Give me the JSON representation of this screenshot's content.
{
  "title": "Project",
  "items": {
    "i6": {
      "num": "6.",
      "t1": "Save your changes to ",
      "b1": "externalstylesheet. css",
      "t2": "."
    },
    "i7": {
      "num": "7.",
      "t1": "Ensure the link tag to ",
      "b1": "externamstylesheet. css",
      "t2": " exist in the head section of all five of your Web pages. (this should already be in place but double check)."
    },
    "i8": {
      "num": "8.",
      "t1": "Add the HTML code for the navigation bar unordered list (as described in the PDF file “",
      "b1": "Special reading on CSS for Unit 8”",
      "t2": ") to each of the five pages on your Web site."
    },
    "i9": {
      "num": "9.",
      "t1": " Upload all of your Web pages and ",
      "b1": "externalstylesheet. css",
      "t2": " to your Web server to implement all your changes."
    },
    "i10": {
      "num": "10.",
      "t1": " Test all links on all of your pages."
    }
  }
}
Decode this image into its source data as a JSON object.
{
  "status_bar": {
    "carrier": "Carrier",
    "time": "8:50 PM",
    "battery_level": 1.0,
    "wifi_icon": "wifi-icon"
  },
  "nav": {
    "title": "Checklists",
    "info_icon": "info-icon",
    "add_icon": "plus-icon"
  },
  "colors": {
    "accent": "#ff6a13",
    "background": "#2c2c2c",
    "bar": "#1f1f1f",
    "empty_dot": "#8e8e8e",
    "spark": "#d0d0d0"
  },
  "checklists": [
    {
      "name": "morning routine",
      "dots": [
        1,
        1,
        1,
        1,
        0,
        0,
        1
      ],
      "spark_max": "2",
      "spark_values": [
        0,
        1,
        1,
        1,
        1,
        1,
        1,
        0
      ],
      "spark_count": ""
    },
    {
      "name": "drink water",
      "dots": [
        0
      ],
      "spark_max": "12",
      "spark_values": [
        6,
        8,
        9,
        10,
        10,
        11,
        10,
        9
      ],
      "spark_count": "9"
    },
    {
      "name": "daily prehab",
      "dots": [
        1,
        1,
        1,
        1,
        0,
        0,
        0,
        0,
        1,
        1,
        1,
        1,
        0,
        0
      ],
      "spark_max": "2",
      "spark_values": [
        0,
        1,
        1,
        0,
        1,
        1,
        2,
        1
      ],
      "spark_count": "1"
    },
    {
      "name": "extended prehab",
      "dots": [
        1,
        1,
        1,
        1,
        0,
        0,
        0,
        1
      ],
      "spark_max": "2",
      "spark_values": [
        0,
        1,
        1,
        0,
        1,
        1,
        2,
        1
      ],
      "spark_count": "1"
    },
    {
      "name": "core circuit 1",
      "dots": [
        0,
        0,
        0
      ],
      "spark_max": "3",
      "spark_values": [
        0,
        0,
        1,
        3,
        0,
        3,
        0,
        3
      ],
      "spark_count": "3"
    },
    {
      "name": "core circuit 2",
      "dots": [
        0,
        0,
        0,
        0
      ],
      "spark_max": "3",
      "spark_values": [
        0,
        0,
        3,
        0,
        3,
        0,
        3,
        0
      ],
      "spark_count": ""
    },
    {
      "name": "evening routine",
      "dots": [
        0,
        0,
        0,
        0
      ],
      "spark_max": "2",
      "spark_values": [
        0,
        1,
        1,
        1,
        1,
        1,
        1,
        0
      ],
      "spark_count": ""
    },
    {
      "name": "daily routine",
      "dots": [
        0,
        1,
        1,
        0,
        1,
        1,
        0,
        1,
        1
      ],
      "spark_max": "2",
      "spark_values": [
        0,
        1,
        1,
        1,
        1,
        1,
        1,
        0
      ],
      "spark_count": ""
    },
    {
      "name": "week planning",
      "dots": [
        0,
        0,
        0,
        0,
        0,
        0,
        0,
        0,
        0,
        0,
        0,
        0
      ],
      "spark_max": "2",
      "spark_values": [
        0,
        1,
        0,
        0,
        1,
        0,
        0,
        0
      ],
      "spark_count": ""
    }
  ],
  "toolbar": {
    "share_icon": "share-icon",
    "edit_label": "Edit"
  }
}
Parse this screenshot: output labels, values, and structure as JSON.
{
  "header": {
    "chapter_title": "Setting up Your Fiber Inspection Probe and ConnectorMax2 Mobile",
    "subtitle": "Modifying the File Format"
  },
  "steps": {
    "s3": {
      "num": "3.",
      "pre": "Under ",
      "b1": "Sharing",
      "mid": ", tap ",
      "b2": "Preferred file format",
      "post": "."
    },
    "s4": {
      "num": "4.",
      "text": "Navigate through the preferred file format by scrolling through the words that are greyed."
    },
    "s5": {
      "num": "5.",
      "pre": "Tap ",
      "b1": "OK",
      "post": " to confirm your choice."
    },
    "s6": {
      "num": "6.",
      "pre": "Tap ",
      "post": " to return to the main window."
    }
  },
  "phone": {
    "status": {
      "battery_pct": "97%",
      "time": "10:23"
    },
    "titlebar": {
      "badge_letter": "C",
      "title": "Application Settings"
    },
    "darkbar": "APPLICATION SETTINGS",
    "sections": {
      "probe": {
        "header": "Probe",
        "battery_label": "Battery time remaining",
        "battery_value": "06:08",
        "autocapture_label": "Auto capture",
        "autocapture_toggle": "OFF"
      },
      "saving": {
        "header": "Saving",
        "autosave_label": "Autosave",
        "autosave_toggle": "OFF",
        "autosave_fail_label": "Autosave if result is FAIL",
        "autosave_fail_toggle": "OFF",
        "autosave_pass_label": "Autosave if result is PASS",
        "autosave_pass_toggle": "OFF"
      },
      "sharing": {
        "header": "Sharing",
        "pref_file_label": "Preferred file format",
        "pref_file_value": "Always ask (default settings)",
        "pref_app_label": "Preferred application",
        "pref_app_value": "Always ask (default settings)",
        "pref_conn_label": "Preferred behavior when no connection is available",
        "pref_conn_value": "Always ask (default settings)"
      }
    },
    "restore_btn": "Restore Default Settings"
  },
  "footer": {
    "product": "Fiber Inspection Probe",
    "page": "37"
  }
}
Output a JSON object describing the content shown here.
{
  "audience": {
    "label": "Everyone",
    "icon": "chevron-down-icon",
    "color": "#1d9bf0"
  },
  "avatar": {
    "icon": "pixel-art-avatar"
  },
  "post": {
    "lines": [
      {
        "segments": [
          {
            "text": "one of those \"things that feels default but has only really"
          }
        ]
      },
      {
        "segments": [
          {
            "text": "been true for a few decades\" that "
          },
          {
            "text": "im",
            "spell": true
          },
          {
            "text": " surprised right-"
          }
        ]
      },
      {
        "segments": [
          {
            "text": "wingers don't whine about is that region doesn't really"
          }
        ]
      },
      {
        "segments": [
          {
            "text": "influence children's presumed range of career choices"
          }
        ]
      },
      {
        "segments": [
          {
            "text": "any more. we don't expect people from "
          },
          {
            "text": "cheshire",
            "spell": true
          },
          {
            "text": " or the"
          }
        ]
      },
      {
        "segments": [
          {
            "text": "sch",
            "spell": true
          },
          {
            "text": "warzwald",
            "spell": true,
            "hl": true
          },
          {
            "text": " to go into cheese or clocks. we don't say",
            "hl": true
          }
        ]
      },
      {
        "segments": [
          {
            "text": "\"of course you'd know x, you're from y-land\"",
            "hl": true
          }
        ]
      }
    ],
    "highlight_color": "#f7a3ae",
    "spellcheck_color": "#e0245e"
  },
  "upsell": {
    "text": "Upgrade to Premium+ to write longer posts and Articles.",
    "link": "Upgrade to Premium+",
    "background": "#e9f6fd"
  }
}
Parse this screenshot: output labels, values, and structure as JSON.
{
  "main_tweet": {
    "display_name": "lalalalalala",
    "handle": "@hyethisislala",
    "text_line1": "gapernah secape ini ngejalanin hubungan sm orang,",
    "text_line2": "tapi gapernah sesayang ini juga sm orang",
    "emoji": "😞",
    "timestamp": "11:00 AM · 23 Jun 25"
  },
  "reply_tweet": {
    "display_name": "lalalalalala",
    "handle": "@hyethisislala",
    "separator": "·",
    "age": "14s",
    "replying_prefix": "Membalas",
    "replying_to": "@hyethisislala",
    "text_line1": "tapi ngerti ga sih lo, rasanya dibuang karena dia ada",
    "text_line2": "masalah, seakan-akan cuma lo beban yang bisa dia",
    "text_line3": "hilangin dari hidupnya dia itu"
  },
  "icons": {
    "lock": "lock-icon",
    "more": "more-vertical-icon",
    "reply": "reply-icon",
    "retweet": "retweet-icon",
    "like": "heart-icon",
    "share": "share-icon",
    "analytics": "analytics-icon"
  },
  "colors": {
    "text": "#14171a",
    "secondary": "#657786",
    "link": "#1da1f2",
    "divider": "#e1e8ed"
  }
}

=-=-=-=-=

- [Written exercise]: Copy every line of the listing containing the string "really".

- [Solution to this problem]:
            "text": "one of those \"things that feels default but has only really"
            "text": "wingers don't whine about is that region doesn't really"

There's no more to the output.